- [What this task involves]: Find how many lines in the material hold the word "Total", then state that number and nothing more.

- [Input material]:
▬▬▬▬▬▬

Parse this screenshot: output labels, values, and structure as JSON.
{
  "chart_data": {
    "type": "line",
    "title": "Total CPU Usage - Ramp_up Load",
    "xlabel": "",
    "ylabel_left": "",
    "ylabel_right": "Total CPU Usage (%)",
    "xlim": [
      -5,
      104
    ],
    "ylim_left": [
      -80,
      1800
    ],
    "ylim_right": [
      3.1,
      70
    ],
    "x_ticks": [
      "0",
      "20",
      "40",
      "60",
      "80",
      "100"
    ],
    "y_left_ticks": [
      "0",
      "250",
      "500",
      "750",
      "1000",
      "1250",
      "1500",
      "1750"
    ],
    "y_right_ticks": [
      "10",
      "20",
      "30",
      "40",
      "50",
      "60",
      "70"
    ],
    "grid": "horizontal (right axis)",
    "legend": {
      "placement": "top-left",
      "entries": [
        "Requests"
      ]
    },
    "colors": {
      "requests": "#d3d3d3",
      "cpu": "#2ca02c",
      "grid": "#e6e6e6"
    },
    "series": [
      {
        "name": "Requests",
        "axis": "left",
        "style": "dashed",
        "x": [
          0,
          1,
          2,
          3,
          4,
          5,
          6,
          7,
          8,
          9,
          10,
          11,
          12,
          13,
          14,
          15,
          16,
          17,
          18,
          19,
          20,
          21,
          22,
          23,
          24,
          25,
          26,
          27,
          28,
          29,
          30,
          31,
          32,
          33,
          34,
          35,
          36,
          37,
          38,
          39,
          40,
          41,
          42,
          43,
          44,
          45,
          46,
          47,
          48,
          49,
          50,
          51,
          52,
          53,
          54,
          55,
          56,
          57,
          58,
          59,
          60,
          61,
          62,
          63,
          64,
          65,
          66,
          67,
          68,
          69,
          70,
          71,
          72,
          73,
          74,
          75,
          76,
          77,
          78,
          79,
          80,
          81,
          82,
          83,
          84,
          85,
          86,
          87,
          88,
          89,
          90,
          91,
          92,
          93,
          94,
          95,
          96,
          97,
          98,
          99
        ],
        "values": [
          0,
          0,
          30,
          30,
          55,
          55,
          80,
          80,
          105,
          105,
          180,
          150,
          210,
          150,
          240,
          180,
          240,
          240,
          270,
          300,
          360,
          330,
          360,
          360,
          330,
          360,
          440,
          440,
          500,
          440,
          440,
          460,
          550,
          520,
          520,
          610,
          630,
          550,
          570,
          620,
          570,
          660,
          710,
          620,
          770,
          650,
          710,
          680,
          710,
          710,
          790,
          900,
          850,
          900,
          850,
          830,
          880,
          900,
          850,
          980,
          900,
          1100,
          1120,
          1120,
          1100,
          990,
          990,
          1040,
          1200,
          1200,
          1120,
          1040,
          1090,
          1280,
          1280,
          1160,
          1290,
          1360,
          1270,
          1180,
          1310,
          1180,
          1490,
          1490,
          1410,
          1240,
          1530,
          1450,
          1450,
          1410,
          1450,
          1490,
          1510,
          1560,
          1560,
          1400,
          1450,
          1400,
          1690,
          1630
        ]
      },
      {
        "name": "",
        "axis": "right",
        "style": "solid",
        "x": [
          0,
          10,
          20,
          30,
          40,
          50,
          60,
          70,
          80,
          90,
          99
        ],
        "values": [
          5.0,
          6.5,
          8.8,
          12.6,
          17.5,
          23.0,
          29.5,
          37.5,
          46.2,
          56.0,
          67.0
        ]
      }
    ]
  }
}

▬▬▬▬▬▬

- [Written solution]: 2